**What you will do**
Turn every line in the records below into a numbered list, skipping blank lines and leaving out the pictures.

**Records for processing**
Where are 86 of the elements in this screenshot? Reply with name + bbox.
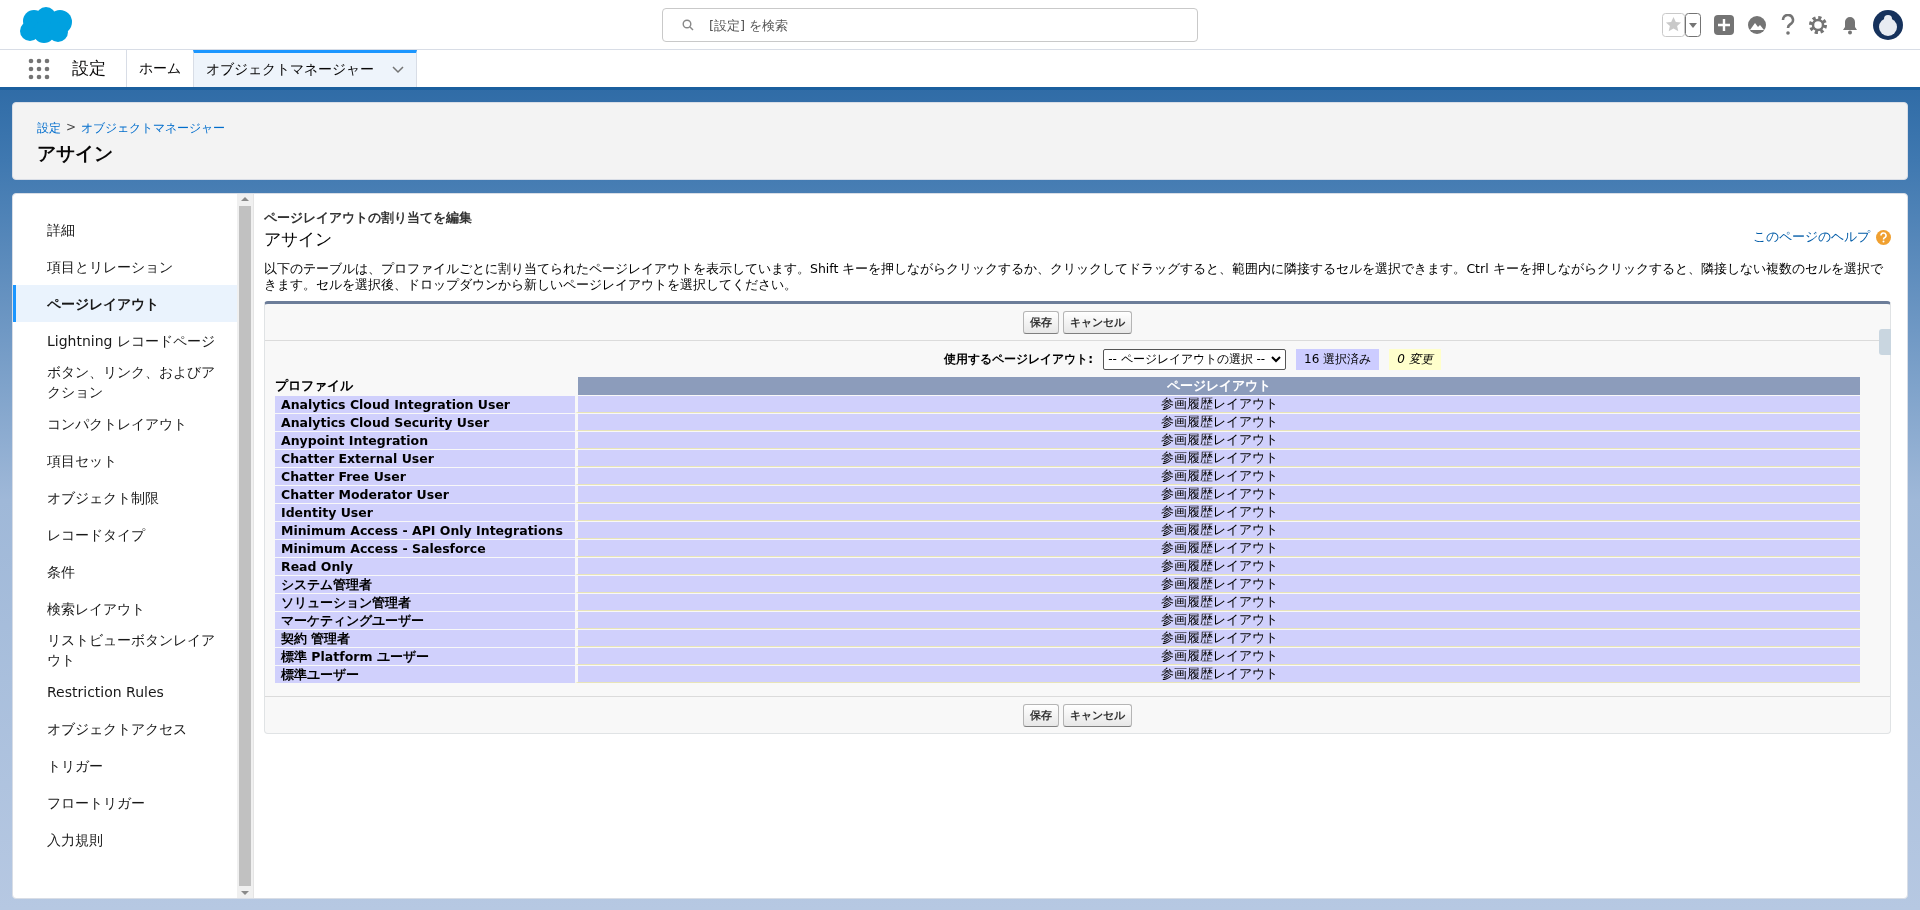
sidebar-item[interactable]: Lightning レコードページ [13,322,237,359]
favorites-star-icon[interactable] [1662,12,1702,37]
sidebar-item[interactable]: 項目セット [13,442,237,479]
table-row[interactable]: Analytics Cloud Security User 参画履歴レイアウト [275,414,1860,431]
cancel-button[interactable]: キャンセル [1063,311,1132,334]
sidebar-item[interactable]: トリガー [13,747,237,784]
help-icon[interactable] [1780,13,1796,36]
description-text: 以下のテーブルは、プロファイルごとに割り当てられたページレイアウトを表示しています。Shift キーを押しながらクリックするか、クリックしてドラッグすると、範囲内に隣接するセルを選択できます。Ctrl キーを押しながらクリックすると、隣接しない複数のセルを選択できます。セルを選択後、ドロップダウンから新しいページレイアウトを選択してください。 [264,261,1884,293]
column-header: ページレイアウト [575,377,1860,395]
profile-cell-text: Chatter Free User [280,468,407,485]
profile-cell-text: Chatter Moderator User [280,486,450,503]
column-header: プロファイル [275,377,354,395]
sidebar-item[interactable]: 検索レイアウト [13,590,237,627]
sidebar-item[interactable]: コンパクトレイアウト [13,405,237,442]
table-row[interactable]: Minimum Access - Salesforce 参画履歴レイアウト [275,540,1860,557]
scroll-up-icon[interactable] [241,194,249,204]
sidebar-item[interactable]: オブジェクト制限 [13,479,237,516]
table-row[interactable]: 契約 管理者 参画履歴レイアウト [275,630,1860,647]
search-icon [682,19,694,31]
app-launcher-icon[interactable] [28,57,50,80]
breadcrumb-link[interactable]: 設定 [37,120,61,137]
table-row[interactable]: Chatter Moderator User 参画履歴レイアウト [275,486,1860,503]
save-button[interactable]: 保存 [1023,311,1059,334]
table-row[interactable]: Identity User 参画履歴レイアウト [275,504,1860,521]
sidebar-item[interactable]: ページレイアウト [13,285,237,322]
sidebar-item[interactable]: レコードタイプ [13,516,237,553]
profile-cell-text: マーケティングユーザー [280,612,425,629]
table-row[interactable]: 標準 Platform ユーザー 参画履歴レイアウト [275,648,1860,665]
page-title: アサイン [37,141,114,166]
profile-cell-text: Minimum Access - API Only Integrations [280,522,564,539]
breadcrumb-separator: > [66,120,77,136]
scroll-down-icon[interactable] [241,888,249,898]
profile-cell-text: Anypoint Integration [280,432,430,449]
profile-cell-text: Analytics Cloud Integration User [280,396,512,413]
sidebar-item[interactable]: 項目とリレーション [13,248,237,285]
sidebar-item[interactable]: フロートリガー [13,784,237,821]
table-row[interactable]: マーケティングユーザー 参画履歴レイアウト [275,612,1860,629]
profile-cell-text: Identity User [280,504,374,521]
table-row[interactable]: ソリューション管理者 参画履歴レイアウト [275,594,1860,611]
table-row[interactable]: Analytics Cloud Integration User 参画履歴レイアウト [275,396,1860,413]
table-row[interactable]: 標準ユーザー 参画履歴レイアウト [275,666,1860,683]
nav-tab[interactable]: オブジェクトマネージャー [193,50,417,87]
settings-icon[interactable] [1808,14,1828,35]
selected-count-badge: 16 選択済み [1296,349,1380,370]
profile-cell-text: ソリューション管理者 [280,594,412,611]
sidebar-item[interactable]: Restriction Rules [13,673,237,710]
chevron-down-icon [1271,356,1282,363]
chevron-down-icon[interactable] [392,66,404,74]
page-subtitle: ページレイアウトの割り当てを編集 [264,210,472,227]
table-row[interactable]: Minimum Access - API Only Integrations 参画履歴レイアウト [275,522,1860,539]
help-link[interactable]: このページのヘルプ [1753,229,1870,246]
layout-select-label: 使用するページレイアウト: [944,351,1094,368]
profile-cell-text: 標準 Platform ユーザー [279,648,430,665]
profile-cell-text: 標準ユーザー [279,666,360,683]
sidebar-item[interactable]: オブジェクトアクセス [13,710,237,747]
sidebar-item[interactable]: ボタン、リンク、およびアクション [13,359,237,405]
collapse-handle[interactable] [1879,329,1891,355]
profile-cell-text: システム管理者 [280,576,373,593]
layout-dropdown[interactable]: -- ページレイアウトの選択 -- [1103,349,1287,370]
mountain-icon[interactable] [1746,14,1768,35]
profile-cell-text: Read Only [280,558,354,575]
table-row[interactable]: Chatter Free User 参画履歴レイアウト [275,468,1860,485]
breadcrumb-link[interactable]: オブジェクトマネージャー [81,120,226,137]
notifications-bell-icon[interactable] [1840,14,1860,35]
profile-cell-text: Chatter External User [280,450,435,467]
changes-count-badge: 0 変更 [1389,349,1441,370]
table-row[interactable]: システム管理者 参画履歴レイアウト [275,576,1860,593]
cancel-button[interactable]: キャンセル [1063,704,1132,727]
sidebar-item[interactable]: 条件 [13,553,237,590]
table-row[interactable]: Chatter External User 参画履歴レイアウト [275,450,1860,467]
profile-cell-text: Minimum Access - Salesforce [280,540,487,557]
app-name: 設定 [72,57,106,80]
sidebar-item[interactable]: リストビューボタンレイアウト [13,627,237,673]
table-row[interactable]: Read Only 参画履歴レイアウト [275,558,1860,575]
profile-cell-text: 契約 管理者 [280,630,352,647]
sidebar-item[interactable]: 入力規則 [13,821,237,858]
section-title: アサイン [264,228,333,251]
save-button[interactable]: 保存 [1023,704,1059,727]
add-icon[interactable] [1714,14,1734,35]
search-field[interactable]: [設定] を検索 [662,8,1198,42]
avatar-icon[interactable] [1872,8,1904,41]
scrollbar-thumb[interactable] [239,206,251,886]
profile-cell-text: Analytics Cloud Security User [280,414,491,431]
table-row[interactable]: Anypoint Integration 参画履歴レイアウト [275,432,1860,449]
sidebar-item[interactable]: 詳細 [13,211,237,248]
layout-cell: 参画履歴レイアウト [575,666,1860,683]
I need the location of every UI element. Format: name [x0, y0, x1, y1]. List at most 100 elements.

**Result**
1. Where are 86 of the elements in this screenshot? Reply with name + bbox.
2. sidebar-item[interactable]: Lightning レコードページ [13,322,237,359]
3. favorites-star-icon[interactable] [1662,12,1702,37]
4. sidebar-item[interactable]: 項目セット [13,442,237,479]
5. table-row[interactable]: Analytics Cloud Security User 参画履歴レイアウト [275,414,1860,431]
6. cancel-button[interactable]: キャンセル [1063,311,1132,334]
7. sidebar-item[interactable]: トリガー [13,747,237,784]
8. help-icon[interactable] [1780,13,1796,36]
9. description-text: 以下のテーブルは、プロファイルごとに割り当てられたページレイアウトを表示しています。Shift キーを押しながらクリックするか、クリックしてドラッグすると、範囲内に隣接するセルを選択できます。Ctrl キーを押しながらクリックすると、隣接しない複数のセルを選択できます。セルを選択後、ドロップダウンから新しいページレイアウトを選択してください。 [264,261,1884,293]
10. column-header: ページレイアウト [575,377,1860,395]
11. profile-cell-text: Chatter Free User [280,468,407,485]
12. profile-cell-text: Chatter Moderator User [280,486,450,503]
13. column-header: プロファイル [275,377,354,395]
14. sidebar-item[interactable]: 検索レイアウト [13,590,237,627]
15. sidebar-item[interactable]: コンパクトレイアウト [13,405,237,442]
16. table-row[interactable]: Minimum Access - Salesforce 参画履歴レイアウト [275,540,1860,557]
17. scroll-up-icon[interactable] [241,194,249,204]
18. sidebar-item[interactable]: オブジェクト制限 [13,479,237,516]
19. table-row[interactable]: 契約 管理者 参画履歴レイアウト [275,630,1860,647]
20. search-icon [682,19,694,31]
21. app-launcher-icon[interactable] [28,57,50,80]
22. breadcrumb-link[interactable]: 設定 [37,120,61,137]
23. table-row[interactable]: Chatter Moderator User 参画履歴レイアウト [275,486,1860,503]
24. save-button[interactable]: 保存 [1023,311,1059,334]
25. table-row[interactable]: Identity User 参画履歴レイアウト [275,504,1860,521]
26. sidebar-item[interactable]: ページレイアウト [13,285,237,322]
27. sidebar-item[interactable]: レコードタイプ [13,516,237,553]
28. profile-cell-text: マーケティングユーザー [280,612,425,629]
29. table-row[interactable]: 標準 Platform ユーザー 参画履歴レイアウト [275,648,1860,665]
30. page-title: アサイン [37,141,114,166]
31. profile-cell-text: Minimum Access - API Only Integrations [280,522,564,539]
32. breadcrumb-separator: > [66,120,77,136]
33. scroll-down-icon[interactable] [241,888,249,898]
34. profile-cell-text: Anypoint Integration [280,432,430,449]
35. profile-cell-text: Analytics Cloud Integration User [280,396,512,413]
36. sidebar-item[interactable]: 項目とリレーション [13,248,237,285]
37. sidebar-item[interactable]: フロートリガー [13,784,237,821]
38. table-row[interactable]: マーケティングユーザー 参画履歴レイアウト [275,612,1860,629]
39. profile-cell-text: Identity User [280,504,374,521]
40. table-row[interactable]: ソリューション管理者 参画履歴レイアウト [275,594,1860,611]
41. table-row[interactable]: Analytics Cloud Integration User 参画履歴レイアウト [275,396,1860,413]
42. table-row[interactable]: 標準ユーザー 参画履歴レイアウト [275,666,1860,683]
43. nav-tab[interactable]: オブジェクトマネージャー [193,50,417,87]
44. settings-icon[interactable] [1808,14,1828,35]
45. selected-count-badge: 16 選択済み [1296,349,1380,370]
46. profile-cell-text: ソリューション管理者 [280,594,412,611]
47. sidebar-item[interactable]: Restriction Rules [13,673,237,710]
48. chevron-down-icon [1271,356,1282,363]
49. chevron-down-icon[interactable] [392,66,404,74]
50. page-subtitle: ページレイアウトの割り当てを編集 [264,210,472,227]
51. table-row[interactable]: Minimum Access - API Only Integrations 参画履歴レイアウト [275,522,1860,539]
52. help-link[interactable]: このページのヘルプ [1753,229,1870,246]
53. layout-select-label: 使用するページレイアウト: [944,351,1094,368]
54. profile-cell-text: 標準 Platform ユーザー [279,648,430,665]
55. profile-cell-text: 標準ユーザー [279,666,360,683]
56. sidebar-item[interactable]: オブジェクトアクセス [13,710,237,747]
57. sidebar-item[interactable]: ボタン、リンク、およびアクション [13,359,237,405]
58. collapse-handle[interactable] [1879,329,1891,355]
59. profile-cell-text: システム管理者 [280,576,373,593]
60. layout-dropdown[interactable]: -- ページレイアウトの選択 -- [1103,349,1287,370]
61. mountain-icon[interactable] [1746,14,1768,35]
62. profile-cell-text: Read Only [280,558,354,575]
63. table-row[interactable]: Chatter Free User 参画履歴レイアウト [275,468,1860,485]
64. breadcrumb-link[interactable]: オブジェクトマネージャー [81,120,226,137]
65. notifications-bell-icon[interactable] [1840,14,1860,35]
66. profile-cell-text: Chatter External User [280,450,435,467]
67. changes-count-badge: 0 変更 [1389,349,1441,370]
68. table-row[interactable]: システム管理者 参画履歴レイアウト [275,576,1860,593]
69. cancel-button[interactable]: キャンセル [1063,704,1132,727]
70. sidebar-item[interactable]: 条件 [13,553,237,590]
71. table-row[interactable]: Chatter External User 参画履歴レイアウト [275,450,1860,467]
72. profile-cell-text: Minimum Access - Salesforce [280,540,487,557]
73. app-name: 設定 [72,57,106,80]
74. sidebar-item[interactable]: リストビューボタンレイアウト [13,627,237,673]
75. table-row[interactable]: Read Only 参画履歴レイアウト [275,558,1860,575]
76. profile-cell-text: 契約 管理者 [280,630,352,647]
77. sidebar-item[interactable]: 入力規則 [13,821,237,858]
78. section-title: アサイン [264,228,333,251]
79. save-button[interactable]: 保存 [1023,704,1059,727]
80. add-icon[interactable] [1714,14,1734,35]
81. search-field[interactable]: [設定] を検索 [662,8,1198,42]
82. avatar-icon[interactable] [1872,8,1904,41]
83. scrollbar-thumb[interactable] [239,206,251,886]
84. profile-cell-text: Analytics Cloud Security User [280,414,491,431]
85. table-row[interactable]: Anypoint Integration 参画履歴レイアウト [275,432,1860,449]
86. sidebar-item[interactable]: 詳細 [13,211,237,248]
87. layout-cell: 参画履歴レイアウト [575,666,1860,683]
88. I need the location of every UI element. Format: name [x0, y0, x1, y1]. List at most 100 elements.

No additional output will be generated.